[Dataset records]
== == ==
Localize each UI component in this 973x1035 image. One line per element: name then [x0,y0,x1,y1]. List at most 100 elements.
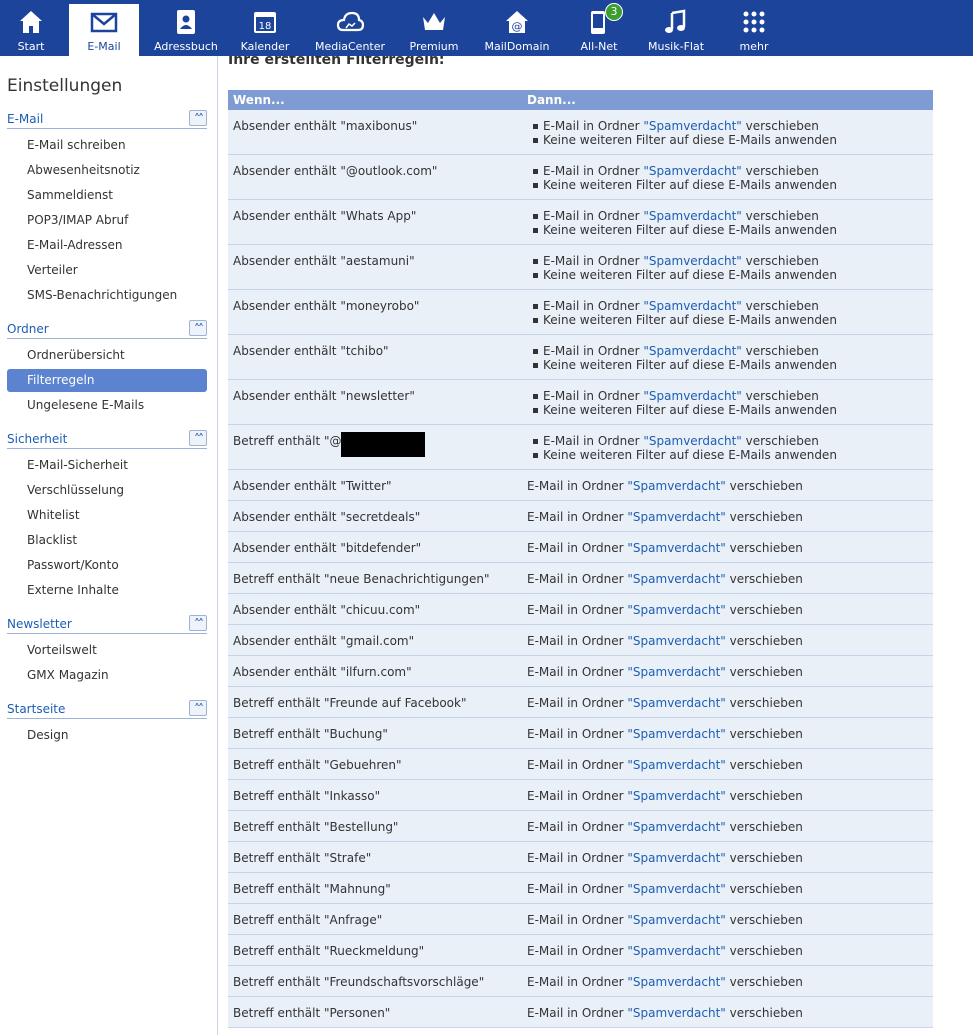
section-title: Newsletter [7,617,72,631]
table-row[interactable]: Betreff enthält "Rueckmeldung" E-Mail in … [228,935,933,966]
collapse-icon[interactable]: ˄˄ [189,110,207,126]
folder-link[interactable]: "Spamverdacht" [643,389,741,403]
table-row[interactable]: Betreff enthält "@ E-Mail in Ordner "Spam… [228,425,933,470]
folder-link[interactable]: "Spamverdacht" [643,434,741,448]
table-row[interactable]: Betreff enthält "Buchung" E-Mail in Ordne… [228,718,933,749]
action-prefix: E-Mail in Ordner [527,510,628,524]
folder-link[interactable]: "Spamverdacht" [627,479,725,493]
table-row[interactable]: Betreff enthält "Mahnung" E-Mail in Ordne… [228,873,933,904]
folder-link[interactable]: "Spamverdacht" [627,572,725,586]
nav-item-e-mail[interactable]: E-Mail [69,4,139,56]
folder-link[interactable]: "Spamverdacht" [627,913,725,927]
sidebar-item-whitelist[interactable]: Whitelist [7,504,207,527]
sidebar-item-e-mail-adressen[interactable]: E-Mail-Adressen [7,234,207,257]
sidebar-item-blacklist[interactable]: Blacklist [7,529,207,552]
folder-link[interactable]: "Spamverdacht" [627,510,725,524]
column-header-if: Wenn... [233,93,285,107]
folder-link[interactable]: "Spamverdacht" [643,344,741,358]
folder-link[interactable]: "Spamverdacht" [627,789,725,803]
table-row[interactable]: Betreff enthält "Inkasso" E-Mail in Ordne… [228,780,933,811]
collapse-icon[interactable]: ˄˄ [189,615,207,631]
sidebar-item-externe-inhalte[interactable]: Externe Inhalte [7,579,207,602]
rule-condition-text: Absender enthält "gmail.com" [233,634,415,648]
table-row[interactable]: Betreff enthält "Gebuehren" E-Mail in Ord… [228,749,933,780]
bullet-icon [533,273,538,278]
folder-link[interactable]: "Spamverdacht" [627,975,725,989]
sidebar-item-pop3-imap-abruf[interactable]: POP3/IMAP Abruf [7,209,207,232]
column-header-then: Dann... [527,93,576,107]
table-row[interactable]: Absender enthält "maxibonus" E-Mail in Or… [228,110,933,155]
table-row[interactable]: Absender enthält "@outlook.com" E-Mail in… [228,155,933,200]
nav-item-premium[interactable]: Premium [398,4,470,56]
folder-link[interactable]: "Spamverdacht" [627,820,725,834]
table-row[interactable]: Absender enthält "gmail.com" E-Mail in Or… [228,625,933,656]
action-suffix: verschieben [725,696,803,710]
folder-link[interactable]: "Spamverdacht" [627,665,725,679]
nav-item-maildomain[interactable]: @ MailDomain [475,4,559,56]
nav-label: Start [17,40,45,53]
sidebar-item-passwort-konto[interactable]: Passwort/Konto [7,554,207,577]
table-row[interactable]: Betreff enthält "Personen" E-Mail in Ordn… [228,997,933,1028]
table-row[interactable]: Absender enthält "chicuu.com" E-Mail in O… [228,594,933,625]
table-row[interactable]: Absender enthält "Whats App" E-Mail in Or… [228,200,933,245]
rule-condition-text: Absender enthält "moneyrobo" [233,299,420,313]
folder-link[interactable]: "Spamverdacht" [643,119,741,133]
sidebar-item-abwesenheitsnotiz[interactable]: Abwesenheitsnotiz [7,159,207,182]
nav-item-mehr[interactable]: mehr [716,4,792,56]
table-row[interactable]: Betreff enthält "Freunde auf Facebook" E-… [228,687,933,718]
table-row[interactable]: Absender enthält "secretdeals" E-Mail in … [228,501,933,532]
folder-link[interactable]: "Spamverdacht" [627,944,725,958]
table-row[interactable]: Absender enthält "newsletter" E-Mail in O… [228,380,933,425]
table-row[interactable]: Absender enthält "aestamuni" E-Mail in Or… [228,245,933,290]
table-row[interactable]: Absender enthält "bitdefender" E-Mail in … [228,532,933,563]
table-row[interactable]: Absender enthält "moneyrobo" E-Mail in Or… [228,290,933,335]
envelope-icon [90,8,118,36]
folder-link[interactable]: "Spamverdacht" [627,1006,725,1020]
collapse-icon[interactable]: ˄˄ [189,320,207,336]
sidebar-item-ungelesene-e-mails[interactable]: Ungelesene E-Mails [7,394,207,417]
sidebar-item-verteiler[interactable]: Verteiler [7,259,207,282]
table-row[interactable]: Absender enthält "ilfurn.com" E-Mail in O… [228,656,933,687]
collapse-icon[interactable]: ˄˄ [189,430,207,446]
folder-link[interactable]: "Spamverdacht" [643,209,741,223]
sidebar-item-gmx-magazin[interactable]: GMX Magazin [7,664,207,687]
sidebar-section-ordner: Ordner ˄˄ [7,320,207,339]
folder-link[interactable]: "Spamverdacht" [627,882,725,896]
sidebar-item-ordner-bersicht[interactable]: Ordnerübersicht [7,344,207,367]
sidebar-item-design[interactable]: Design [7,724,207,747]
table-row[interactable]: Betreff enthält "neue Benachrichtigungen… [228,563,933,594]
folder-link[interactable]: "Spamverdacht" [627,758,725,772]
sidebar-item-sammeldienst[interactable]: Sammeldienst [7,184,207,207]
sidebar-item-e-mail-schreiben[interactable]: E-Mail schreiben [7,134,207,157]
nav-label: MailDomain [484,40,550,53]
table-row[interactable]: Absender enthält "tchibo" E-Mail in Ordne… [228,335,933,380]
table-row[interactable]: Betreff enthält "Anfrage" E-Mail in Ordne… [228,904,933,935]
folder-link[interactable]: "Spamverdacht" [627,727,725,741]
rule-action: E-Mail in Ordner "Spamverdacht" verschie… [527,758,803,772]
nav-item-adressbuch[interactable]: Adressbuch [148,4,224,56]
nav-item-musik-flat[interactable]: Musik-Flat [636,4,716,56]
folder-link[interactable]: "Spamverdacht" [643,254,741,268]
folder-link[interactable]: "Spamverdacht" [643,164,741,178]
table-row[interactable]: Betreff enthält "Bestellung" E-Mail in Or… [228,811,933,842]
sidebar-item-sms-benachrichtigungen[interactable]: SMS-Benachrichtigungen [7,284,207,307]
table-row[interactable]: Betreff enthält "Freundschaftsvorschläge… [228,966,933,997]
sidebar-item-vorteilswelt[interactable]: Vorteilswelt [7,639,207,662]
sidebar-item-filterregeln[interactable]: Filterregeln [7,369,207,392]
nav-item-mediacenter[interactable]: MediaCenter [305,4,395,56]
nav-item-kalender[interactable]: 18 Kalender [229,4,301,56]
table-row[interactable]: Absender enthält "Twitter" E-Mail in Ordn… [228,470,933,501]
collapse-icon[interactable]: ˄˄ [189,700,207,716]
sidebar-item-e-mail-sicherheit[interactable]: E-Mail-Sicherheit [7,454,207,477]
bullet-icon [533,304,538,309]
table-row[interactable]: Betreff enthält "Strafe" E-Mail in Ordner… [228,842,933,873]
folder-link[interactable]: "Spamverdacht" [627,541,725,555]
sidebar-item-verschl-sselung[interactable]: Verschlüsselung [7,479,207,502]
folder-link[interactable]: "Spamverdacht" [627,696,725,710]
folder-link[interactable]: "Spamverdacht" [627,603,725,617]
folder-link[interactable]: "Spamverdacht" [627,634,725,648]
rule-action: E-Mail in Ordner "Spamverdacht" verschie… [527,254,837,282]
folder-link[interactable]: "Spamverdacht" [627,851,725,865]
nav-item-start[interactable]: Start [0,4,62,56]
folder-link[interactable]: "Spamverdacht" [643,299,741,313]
== == ==
List every line above that includes the string "then".

Localize each UI component in this 973x1035 image. One line per element: name then [x0,y0,x1,y1]. List at most 100 elements.
column-header-then: Dann... [527,93,576,107]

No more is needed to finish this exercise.